Give only the number of lines that hold the word "national".
+++
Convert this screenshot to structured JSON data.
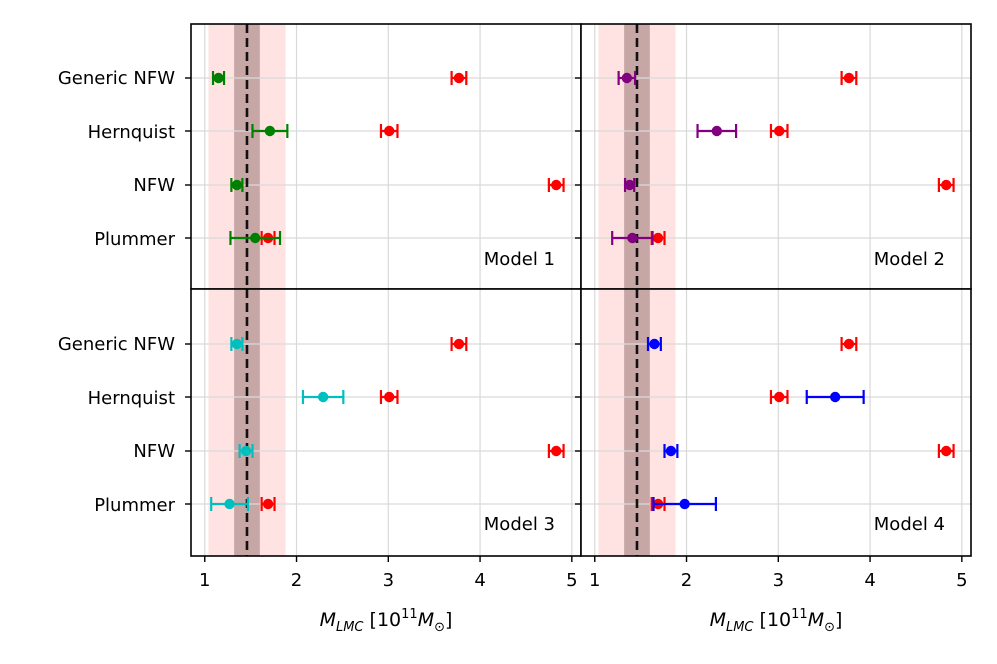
{
  "chart_data": {
    "type": "scatter",
    "description_free": true,
    "categories": [
      "Generic NFW",
      "Hernquist",
      "NFW",
      "Plummer"
    ],
    "xlim": [
      0.85,
      5.1
    ],
    "xticks": [
      1,
      2,
      3,
      4,
      5
    ],
    "xlabel_parts": {
      "sym": "M",
      "sub": "LMC",
      "bracket_open": " [10",
      "exp": "11",
      "unit": "M",
      "unit_sub": "⊙",
      "bracket_close": "]"
    },
    "reference": {
      "line": 1.46,
      "inner_band": [
        1.32,
        1.6
      ],
      "outer_band": [
        1.04,
        1.88
      ],
      "line_color": "#111111",
      "inner_color": "#c7a6a6",
      "outer_color": "#ffe3e3"
    },
    "red_series": {
      "color": "#ff0000",
      "points": [
        {
          "category": "Generic NFW",
          "x": 3.77,
          "err": 0.08
        },
        {
          "category": "Hernquist",
          "x": 3.01,
          "err": 0.09
        },
        {
          "category": "NFW",
          "x": 4.83,
          "err": 0.08
        },
        {
          "category": "Plummer",
          "x": 1.69,
          "err": 0.07
        }
      ]
    },
    "panels": [
      {
        "label": "Model 1",
        "color": "#008000",
        "points": [
          {
            "category": "Generic NFW",
            "x": 1.15,
            "err": 0.06
          },
          {
            "category": "Hernquist",
            "x": 1.71,
            "err": 0.19
          },
          {
            "category": "NFW",
            "x": 1.35,
            "err": 0.06
          },
          {
            "category": "Plummer",
            "x": 1.55,
            "err": 0.27
          }
        ]
      },
      {
        "label": "Model 2",
        "color": "#800080",
        "points": [
          {
            "category": "Generic NFW",
            "x": 1.35,
            "err": 0.09
          },
          {
            "category": "Hernquist",
            "x": 2.33,
            "err": 0.21
          },
          {
            "category": "NFW",
            "x": 1.38,
            "err": 0.05
          },
          {
            "category": "Plummer",
            "x": 1.41,
            "err": 0.22
          }
        ]
      },
      {
        "label": "Model 3",
        "color": "#00bfbf",
        "points": [
          {
            "category": "Generic NFW",
            "x": 1.35,
            "err": 0.06
          },
          {
            "category": "Hernquist",
            "x": 2.29,
            "err": 0.22
          },
          {
            "category": "NFW",
            "x": 1.45,
            "err": 0.07
          },
          {
            "category": "Plummer",
            "x": 1.27,
            "err": 0.2
          }
        ]
      },
      {
        "label": "Model 4",
        "color": "#0000ff",
        "points": [
          {
            "category": "Generic NFW",
            "x": 1.65,
            "err": 0.07
          },
          {
            "category": "Hernquist",
            "x": 3.62,
            "err": 0.31
          },
          {
            "category": "NFW",
            "x": 1.83,
            "err": 0.07
          },
          {
            "category": "Plummer",
            "x": 1.98,
            "err": 0.34
          }
        ]
      }
    ]
  }
}
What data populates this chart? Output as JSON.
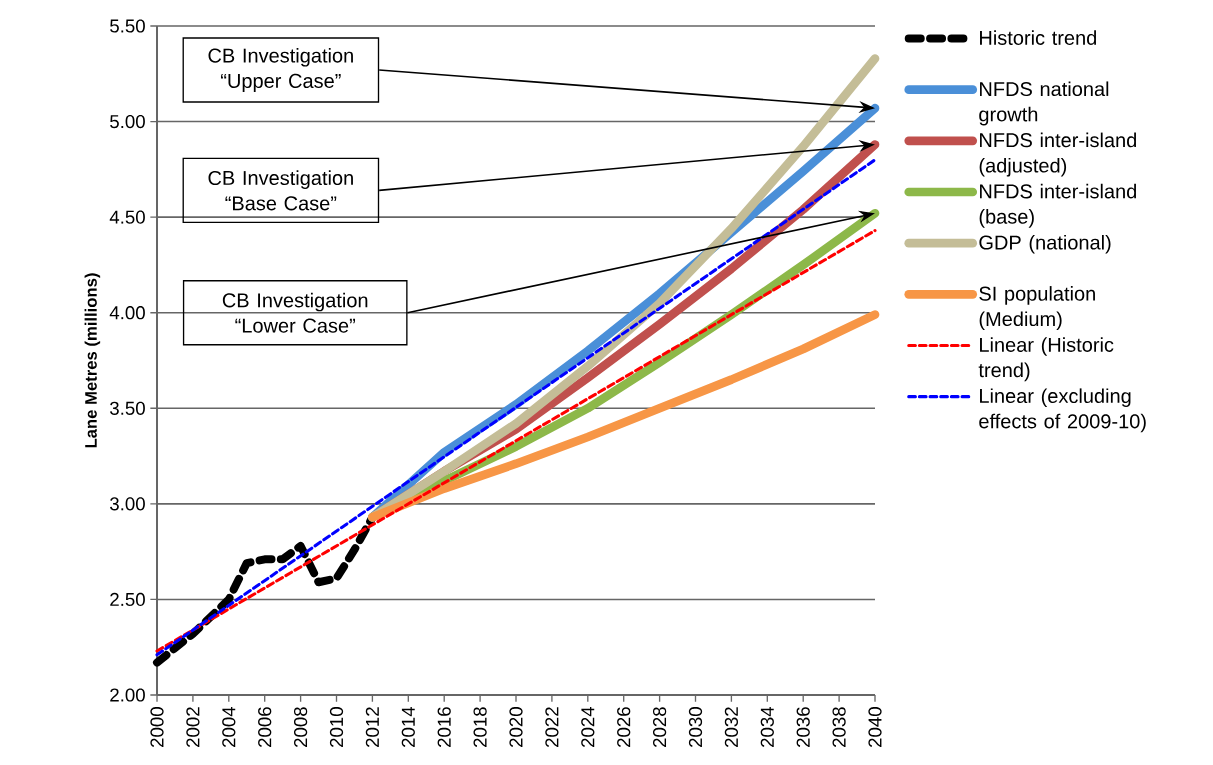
{
  "chart_data": {
    "type": "line",
    "ylabel": "Lane Metres (millions)",
    "xlim": [
      2000,
      2040
    ],
    "xticks": [
      2000,
      2002,
      2004,
      2006,
      2008,
      2010,
      2012,
      2014,
      2016,
      2018,
      2020,
      2022,
      2024,
      2026,
      2028,
      2030,
      2032,
      2034,
      2036,
      2038,
      2040
    ],
    "ylim": [
      2,
      5.5
    ],
    "yticks": [
      {
        "value": 2,
        "label": "2.00"
      },
      {
        "value": 2.5,
        "label": "2.50"
      },
      {
        "value": 3,
        "label": "3.00"
      },
      {
        "value": 3.5,
        "label": "3.50"
      },
      {
        "value": 4,
        "label": "4.00"
      },
      {
        "value": 4.5,
        "label": "4.50"
      },
      {
        "value": 5,
        "label": "5.00"
      },
      {
        "value": 5.5,
        "label": "5.50"
      }
    ],
    "grid": "y",
    "legend": "right",
    "series": [
      {
        "name": "Historic trend",
        "color": "#000000",
        "line_style": "dashed",
        "x": [
          2000,
          2002,
          2004,
          2005,
          2006,
          2007,
          2008,
          2009,
          2010,
          2011,
          2012
        ],
        "values": [
          2.17,
          2.32,
          2.5,
          2.69,
          2.71,
          2.71,
          2.78,
          2.59,
          2.61,
          2.76,
          2.93
        ]
      },
      {
        "name": "NFDS national growth",
        "color": "#4a8fd8",
        "line_style": "solid",
        "x": [
          2012,
          2016,
          2020,
          2024,
          2028,
          2032,
          2036,
          2040
        ],
        "values": [
          2.93,
          3.27,
          3.52,
          3.8,
          4.1,
          4.42,
          4.74,
          5.07
        ]
      },
      {
        "name": "NFDS inter-island (adjusted)",
        "color": "#c0504d",
        "line_style": "solid",
        "x": [
          2012,
          2016,
          2020,
          2024,
          2028,
          2032,
          2036,
          2040
        ],
        "values": [
          2.93,
          3.17,
          3.39,
          3.66,
          3.94,
          4.23,
          4.54,
          4.88
        ]
      },
      {
        "name": "NFDS inter-island (base)",
        "color": "#8db849",
        "line_style": "solid",
        "x": [
          2012,
          2016,
          2020,
          2024,
          2028,
          2032,
          2036,
          2040
        ],
        "values": [
          2.93,
          3.12,
          3.3,
          3.5,
          3.74,
          3.99,
          4.25,
          4.52
        ]
      },
      {
        "name": "GDP (national)",
        "color": "#c4bd97",
        "line_style": "solid",
        "x": [
          2012,
          2016,
          2020,
          2024,
          2028,
          2032,
          2036,
          2040
        ],
        "values": [
          2.93,
          3.17,
          3.42,
          3.72,
          4.05,
          4.44,
          4.87,
          5.33
        ]
      },
      {
        "name": "SI population (Medium)",
        "color": "#f79646",
        "line_style": "solid",
        "x": [
          2012,
          2016,
          2020,
          2024,
          2028,
          2032,
          2036,
          2040
        ],
        "values": [
          2.93,
          3.08,
          3.21,
          3.35,
          3.5,
          3.65,
          3.81,
          3.99
        ]
      },
      {
        "name": "Linear (Historic trend)",
        "color": "#ff0000",
        "line_style": "dashed",
        "x": [
          2000,
          2040
        ],
        "values": [
          2.23,
          4.43
        ]
      },
      {
        "name": "Linear (excluding effects of 2009-10)",
        "color": "#0000ff",
        "line_style": "dashed",
        "x": [
          2000,
          2040
        ],
        "values": [
          2.21,
          4.8
        ]
      }
    ],
    "annotations": [
      "CB Investigation “Upper Case”",
      "CB Investigation “Base Case”",
      "CB Investigation “Lower Case”"
    ]
  }
}
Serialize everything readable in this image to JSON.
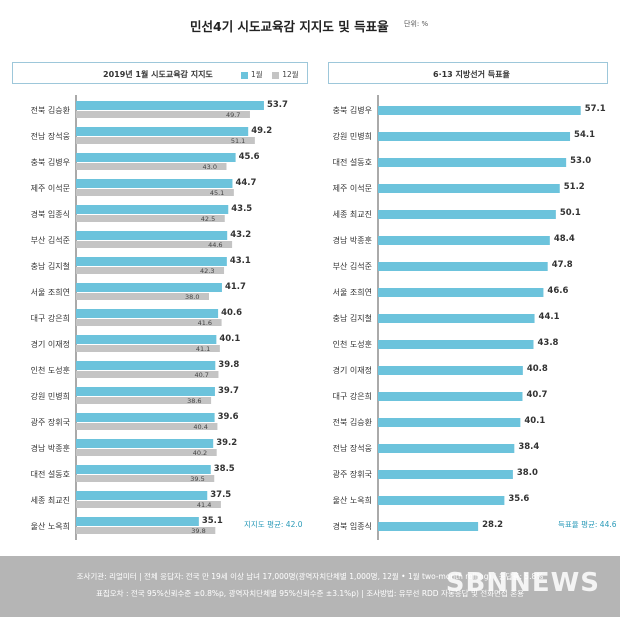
+++
• Task output:
2